══ RECORDED INFORMATION ══

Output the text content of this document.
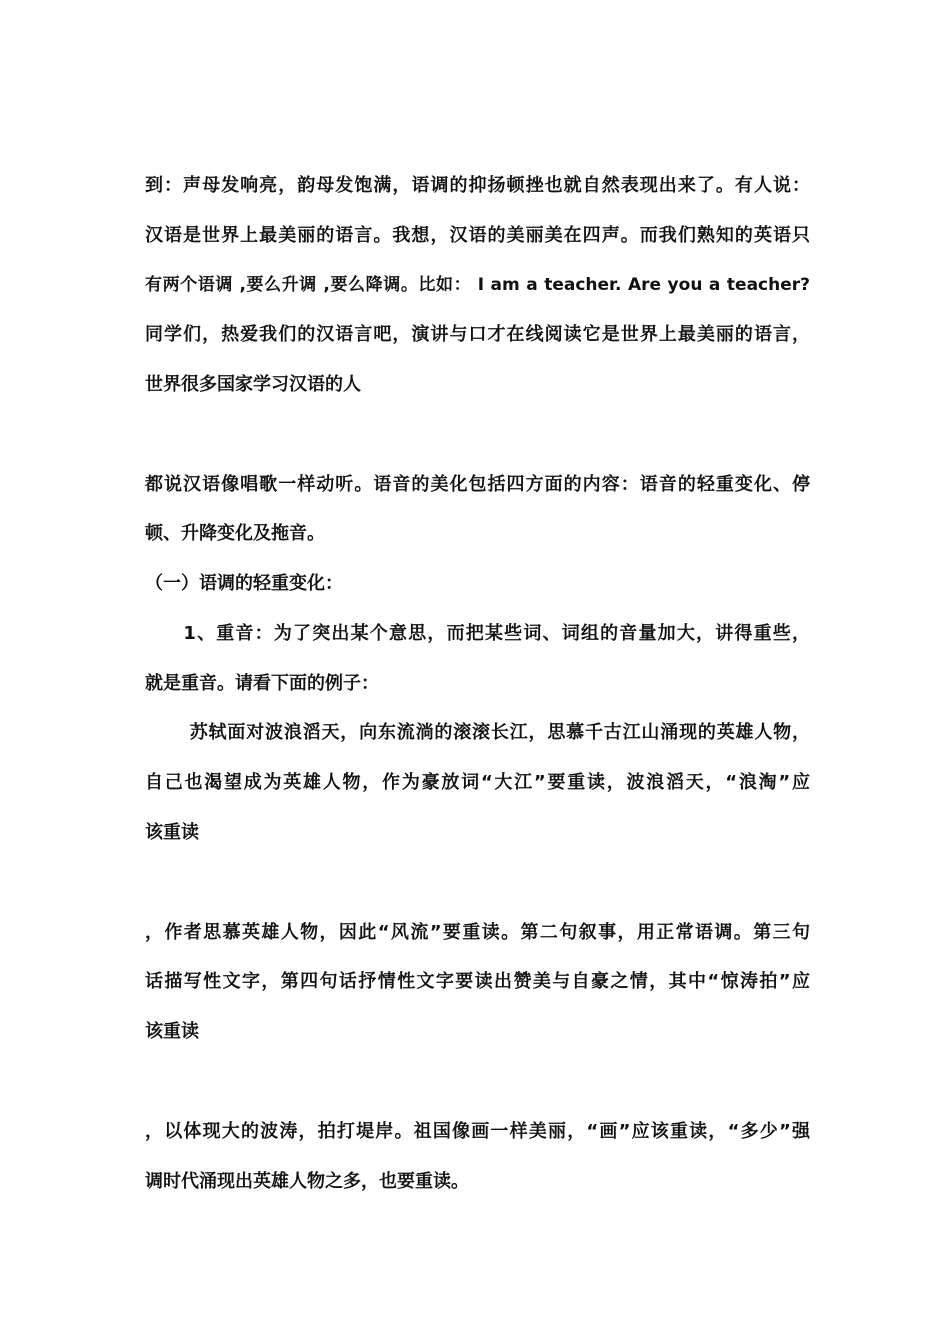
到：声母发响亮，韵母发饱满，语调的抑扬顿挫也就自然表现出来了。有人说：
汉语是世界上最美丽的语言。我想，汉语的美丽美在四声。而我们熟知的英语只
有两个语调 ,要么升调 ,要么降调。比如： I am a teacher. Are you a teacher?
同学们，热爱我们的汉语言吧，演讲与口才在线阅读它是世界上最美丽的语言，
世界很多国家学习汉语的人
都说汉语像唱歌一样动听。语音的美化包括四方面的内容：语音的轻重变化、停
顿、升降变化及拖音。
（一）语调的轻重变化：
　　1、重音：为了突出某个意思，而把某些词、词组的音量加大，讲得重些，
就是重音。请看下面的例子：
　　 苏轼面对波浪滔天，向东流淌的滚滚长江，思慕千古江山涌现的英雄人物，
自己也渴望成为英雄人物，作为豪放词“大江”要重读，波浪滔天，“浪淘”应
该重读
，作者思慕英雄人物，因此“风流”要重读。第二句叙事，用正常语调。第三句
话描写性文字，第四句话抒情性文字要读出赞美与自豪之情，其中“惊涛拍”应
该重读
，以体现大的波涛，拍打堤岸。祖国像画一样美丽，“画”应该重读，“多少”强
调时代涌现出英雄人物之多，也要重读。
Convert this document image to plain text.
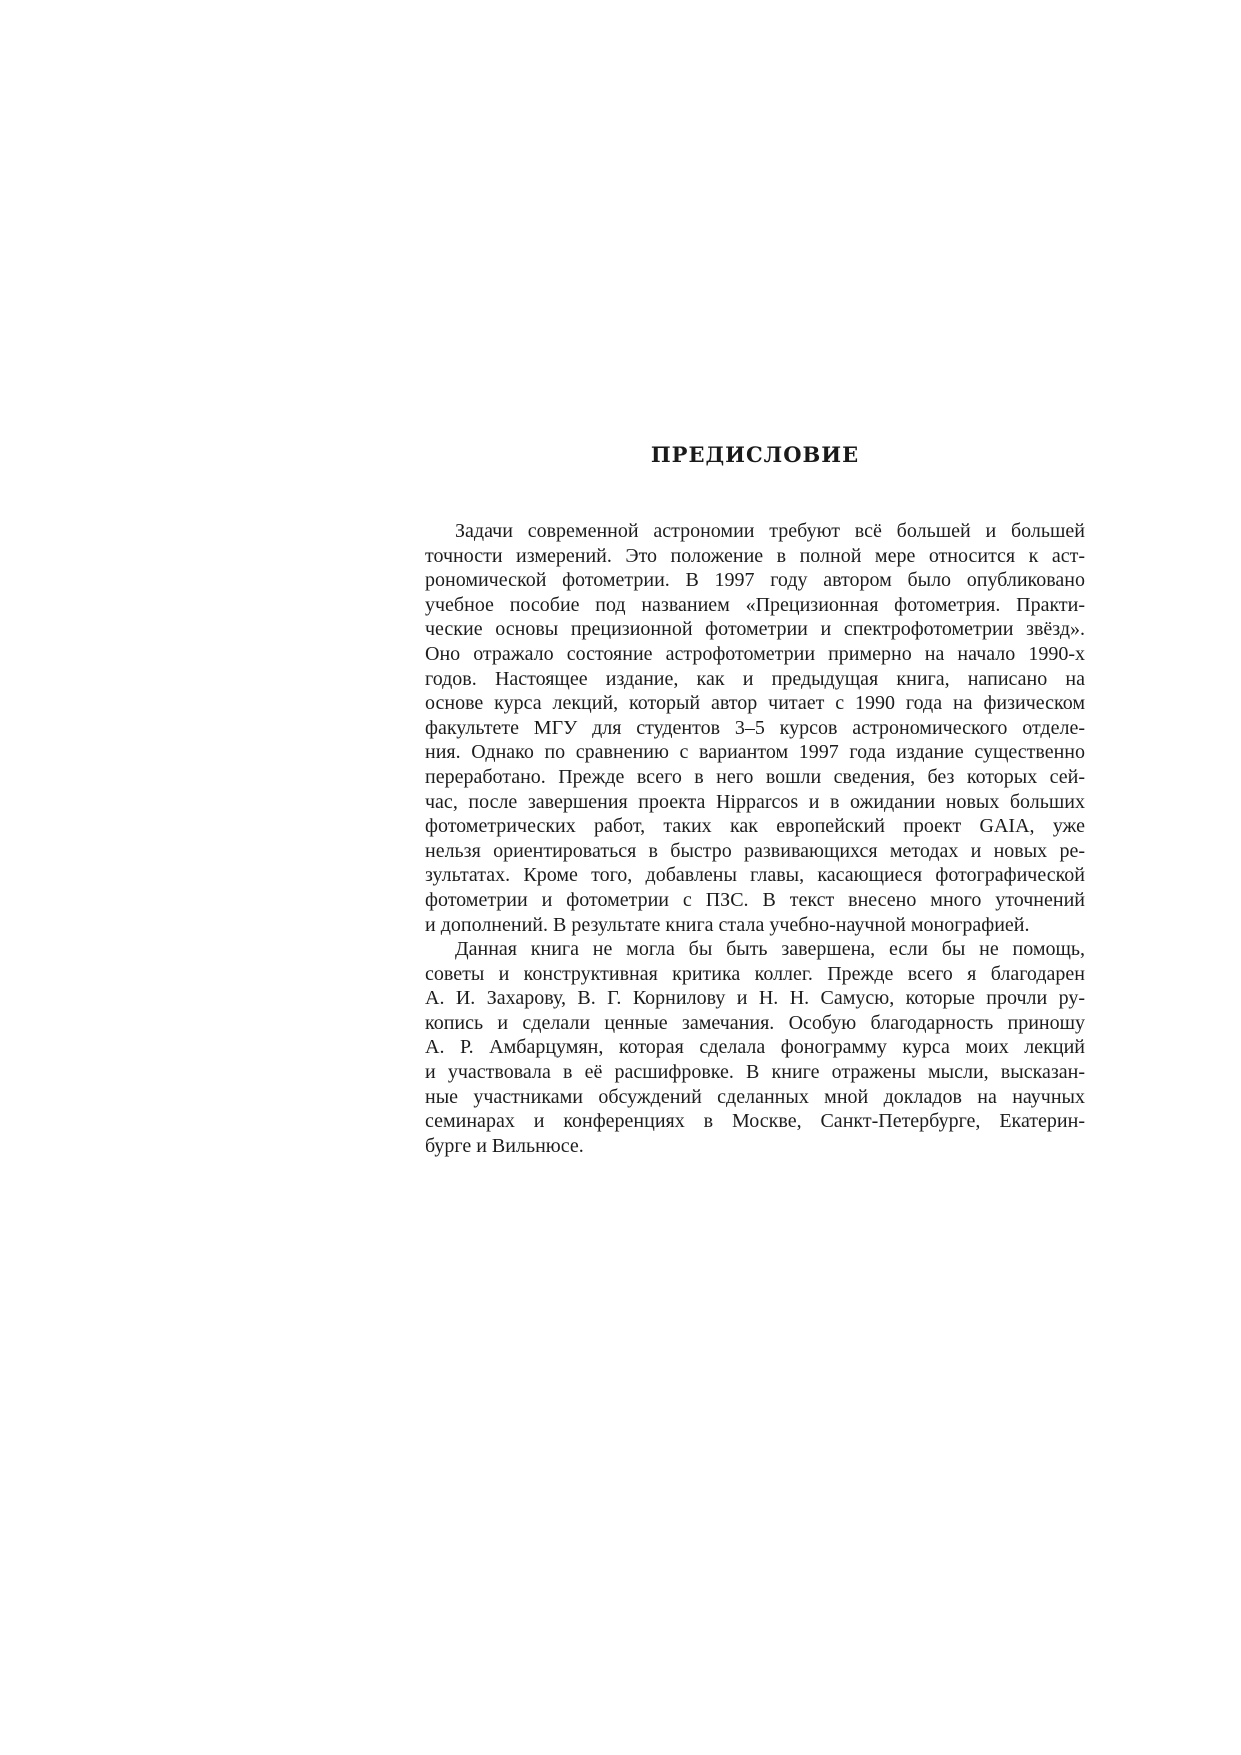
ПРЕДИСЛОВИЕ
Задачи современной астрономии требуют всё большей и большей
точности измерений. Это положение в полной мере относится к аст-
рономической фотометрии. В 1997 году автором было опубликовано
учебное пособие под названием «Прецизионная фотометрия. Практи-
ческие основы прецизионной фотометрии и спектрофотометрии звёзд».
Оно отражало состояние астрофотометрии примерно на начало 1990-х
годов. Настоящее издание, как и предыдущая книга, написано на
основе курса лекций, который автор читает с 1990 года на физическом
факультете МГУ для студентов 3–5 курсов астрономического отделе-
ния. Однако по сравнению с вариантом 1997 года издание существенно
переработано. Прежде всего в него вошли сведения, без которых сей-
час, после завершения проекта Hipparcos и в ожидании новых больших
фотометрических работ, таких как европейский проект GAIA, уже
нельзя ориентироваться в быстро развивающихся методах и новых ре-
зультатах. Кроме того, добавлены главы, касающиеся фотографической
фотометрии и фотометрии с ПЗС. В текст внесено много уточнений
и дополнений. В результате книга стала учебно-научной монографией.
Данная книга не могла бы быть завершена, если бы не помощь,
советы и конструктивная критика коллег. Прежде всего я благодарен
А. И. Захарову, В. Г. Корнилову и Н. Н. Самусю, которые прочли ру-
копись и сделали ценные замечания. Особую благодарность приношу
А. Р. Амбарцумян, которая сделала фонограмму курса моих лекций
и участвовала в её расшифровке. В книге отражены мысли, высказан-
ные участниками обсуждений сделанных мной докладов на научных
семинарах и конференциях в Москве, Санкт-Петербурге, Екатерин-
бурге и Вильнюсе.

═══
══ RECORDED INFORMATION ══

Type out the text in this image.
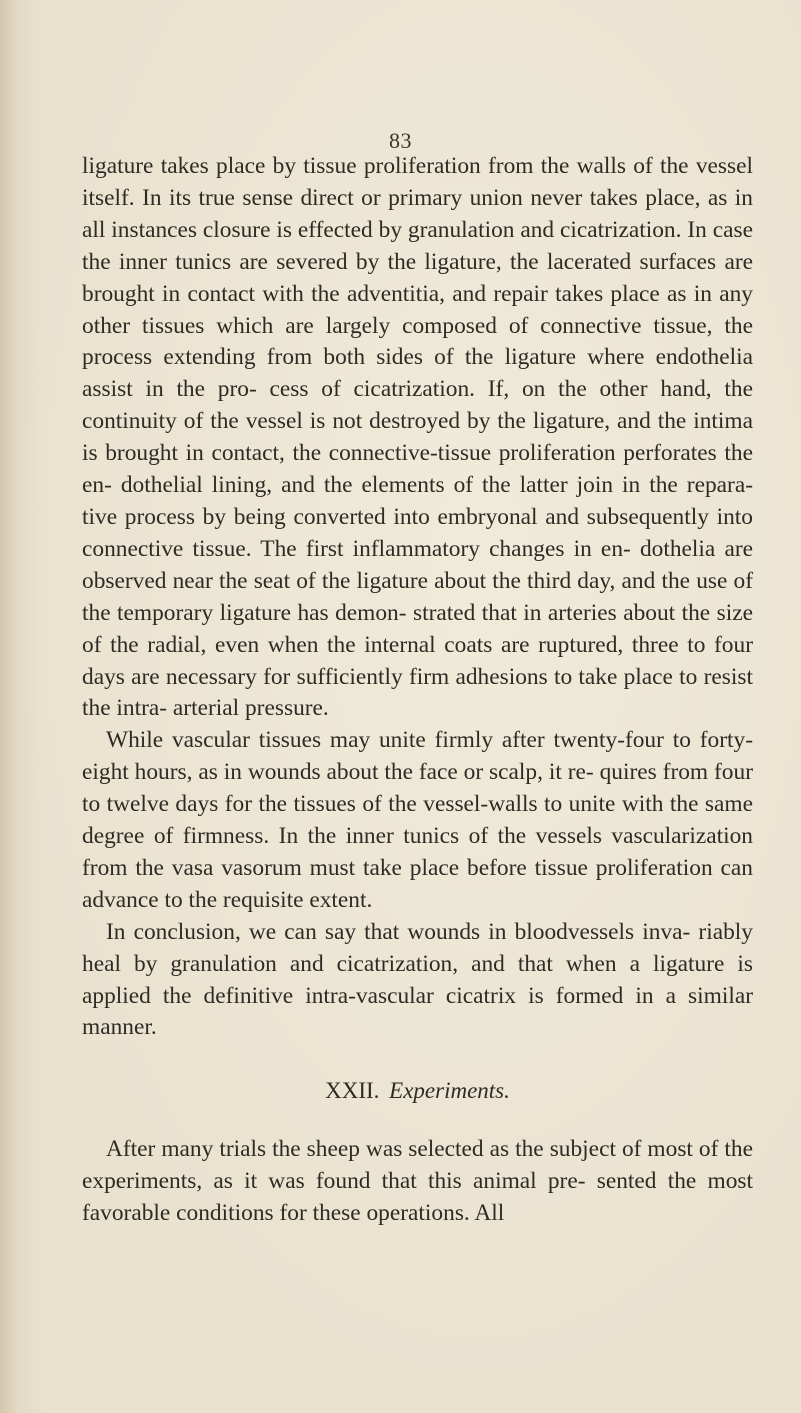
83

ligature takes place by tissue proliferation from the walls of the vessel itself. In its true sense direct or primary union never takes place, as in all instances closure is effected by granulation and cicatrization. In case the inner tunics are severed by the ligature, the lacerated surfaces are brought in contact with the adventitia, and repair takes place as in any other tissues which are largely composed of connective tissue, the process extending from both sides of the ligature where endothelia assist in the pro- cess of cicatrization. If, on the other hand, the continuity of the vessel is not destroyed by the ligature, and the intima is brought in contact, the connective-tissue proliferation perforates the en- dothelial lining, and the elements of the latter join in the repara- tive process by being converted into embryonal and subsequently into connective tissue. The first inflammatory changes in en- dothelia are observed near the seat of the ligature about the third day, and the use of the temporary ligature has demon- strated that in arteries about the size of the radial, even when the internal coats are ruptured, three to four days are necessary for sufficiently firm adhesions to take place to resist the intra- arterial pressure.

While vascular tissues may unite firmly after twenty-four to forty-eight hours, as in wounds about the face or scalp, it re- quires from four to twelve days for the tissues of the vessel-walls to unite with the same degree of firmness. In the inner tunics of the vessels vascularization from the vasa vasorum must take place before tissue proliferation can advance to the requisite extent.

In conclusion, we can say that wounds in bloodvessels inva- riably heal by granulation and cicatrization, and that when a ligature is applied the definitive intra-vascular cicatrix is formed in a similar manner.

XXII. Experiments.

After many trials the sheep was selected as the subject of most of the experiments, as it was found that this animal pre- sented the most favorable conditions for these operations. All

═══
══ RECORDED INFORMATION ══

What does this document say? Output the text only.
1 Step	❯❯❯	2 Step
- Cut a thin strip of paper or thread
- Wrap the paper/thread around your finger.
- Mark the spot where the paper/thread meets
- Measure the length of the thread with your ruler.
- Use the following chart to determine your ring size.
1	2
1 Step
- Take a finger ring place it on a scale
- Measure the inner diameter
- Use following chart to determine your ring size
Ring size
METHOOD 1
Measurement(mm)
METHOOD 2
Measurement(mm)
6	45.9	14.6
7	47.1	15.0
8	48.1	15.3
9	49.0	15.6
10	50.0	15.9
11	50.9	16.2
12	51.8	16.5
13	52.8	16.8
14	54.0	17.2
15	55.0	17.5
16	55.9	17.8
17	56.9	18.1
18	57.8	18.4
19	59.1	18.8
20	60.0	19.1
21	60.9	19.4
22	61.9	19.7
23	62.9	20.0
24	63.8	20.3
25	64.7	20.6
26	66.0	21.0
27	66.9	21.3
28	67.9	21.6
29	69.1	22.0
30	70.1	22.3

═══

For this exercise, gather every line of the data that contains the word "from".

**PROBLEM SOLUTION**.
ligature takes place by tissue proliferation from the walls of the vessel itself. In its true sense direct or primary union never takes place, as in all instances closure is effected by granulation and cicatrization. In case the inner tunics are severed by the ligature, the lacerated surfaces are brought in contact with the adventitia, and repair takes place as in any other tissues which are largely composed of connective tissue, the process extending from both sides of the ligature where endothelia assist in the pro- cess of cicatrization. If, on the other hand, the continuity of the vessel is not destroyed by the ligature, and the intima is brought in contact, the connective-tissue proliferation perforates the en- dothelial lining, and the elements of the latter join in the repara- tive process by being converted into embryonal and subsequently into connective tissue. The first inflammatory changes in en- dothelia are observed near the seat of the ligature about the third day, and the use of the temporary ligature has demon- strated that in arteries about the size of the radial, even when the internal coats are ruptured, three to four days are necessary for sufficiently firm adhesions to take place to resist the intra- arterial pressure.
While vascular tissues may unite firmly after twenty-four to forty-eight hours, as in wounds about the face or scalp, it re- quires from four to twelve days for the tissues of the vessel-walls to unite with the same degree of firmness. In the inner tunics of the vessels vascularization from the vasa vasorum must take place before tissue proliferation can advance to the requisite extent.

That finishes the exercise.